[Request] Extract every entry word for word.
+---+
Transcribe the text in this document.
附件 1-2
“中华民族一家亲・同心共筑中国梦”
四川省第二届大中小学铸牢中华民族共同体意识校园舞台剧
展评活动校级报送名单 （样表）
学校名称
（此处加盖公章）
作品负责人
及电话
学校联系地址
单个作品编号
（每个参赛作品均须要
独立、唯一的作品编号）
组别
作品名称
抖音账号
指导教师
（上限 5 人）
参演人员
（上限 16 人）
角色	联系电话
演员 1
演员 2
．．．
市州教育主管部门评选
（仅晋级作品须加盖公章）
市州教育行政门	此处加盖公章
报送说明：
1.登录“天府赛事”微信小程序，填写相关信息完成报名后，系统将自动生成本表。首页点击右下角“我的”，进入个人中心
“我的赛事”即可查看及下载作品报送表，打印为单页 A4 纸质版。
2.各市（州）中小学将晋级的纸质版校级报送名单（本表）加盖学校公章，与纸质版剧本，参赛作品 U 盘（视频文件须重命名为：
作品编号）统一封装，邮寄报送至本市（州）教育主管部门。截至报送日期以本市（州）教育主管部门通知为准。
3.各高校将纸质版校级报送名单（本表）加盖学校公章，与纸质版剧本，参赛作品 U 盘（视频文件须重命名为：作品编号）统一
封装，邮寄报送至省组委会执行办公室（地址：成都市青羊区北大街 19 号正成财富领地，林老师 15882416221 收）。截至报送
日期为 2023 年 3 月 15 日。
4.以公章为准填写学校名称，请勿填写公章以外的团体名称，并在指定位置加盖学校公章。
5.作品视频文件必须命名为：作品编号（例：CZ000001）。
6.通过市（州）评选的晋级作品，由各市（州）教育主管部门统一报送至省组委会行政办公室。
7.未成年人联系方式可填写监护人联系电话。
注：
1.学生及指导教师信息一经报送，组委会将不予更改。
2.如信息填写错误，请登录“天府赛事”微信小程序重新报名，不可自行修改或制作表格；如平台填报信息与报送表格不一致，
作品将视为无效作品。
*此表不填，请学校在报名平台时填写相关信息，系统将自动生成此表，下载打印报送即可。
+---+
[Written solution]
Transcribe the text in this document.
附件 1-2
“中华民族一家亲・同心共筑中国梦”
四川省第二届大中小学铸牢中华民族共同体意识校园舞台剧
展评活动校级报送名单 （样表）
学校名称
（此处加盖公章）
作品负责人
及电话
学校联系地址
单个作品编号
（每个参赛作品均须要
独立、唯一的作品编号）
组别
作品名称
抖音账号
指导教师
（上限 5 人）
参演人员
（上限 16 人）
角色	联系电话
演员 1
演员 2
．．．
市州教育主管部门评选
（仅晋级作品须加盖公章）
市州教育行政门	此处加盖公章
报送说明：
1.登录“天府赛事”微信小程序，填写相关信息完成报名后，系统将自动生成本表。首页点击右下角“我的”，进入个人中心
“我的赛事”即可查看及下载作品报送表，打印为单页 A4 纸质版。
2.各市（州）中小学将晋级的纸质版校级报送名单（本表）加盖学校公章，与纸质版剧本，参赛作品 U 盘（视频文件须重命名为：
作品编号）统一封装，邮寄报送至本市（州）教育主管部门。截至报送日期以本市（州）教育主管部门通知为准。
3.各高校将纸质版校级报送名单（本表）加盖学校公章，与纸质版剧本，参赛作品 U 盘（视频文件须重命名为：作品编号）统一
封装，邮寄报送至省组委会执行办公室（地址：成都市青羊区北大街 19 号正成财富领地，林老师 15882416221 收）。截至报送
日期为 2023 年 3 月 15 日。
4.以公章为准填写学校名称，请勿填写公章以外的团体名称，并在指定位置加盖学校公章。
5.作品视频文件必须命名为：作品编号（例：CZ000001）。
6.通过市（州）评选的晋级作品，由各市（州）教育主管部门统一报送至省组委会行政办公室。
7.未成年人联系方式可填写监护人联系电话。
注：
1.学生及指导教师信息一经报送，组委会将不予更改。
2.如信息填写错误，请登录“天府赛事”微信小程序重新报名，不可自行修改或制作表格；如平台填报信息与报送表格不一致，
作品将视为无效作品。
*此表不填，请学校在报名平台时填写相关信息，系统将自动生成此表，下载打印报送即可。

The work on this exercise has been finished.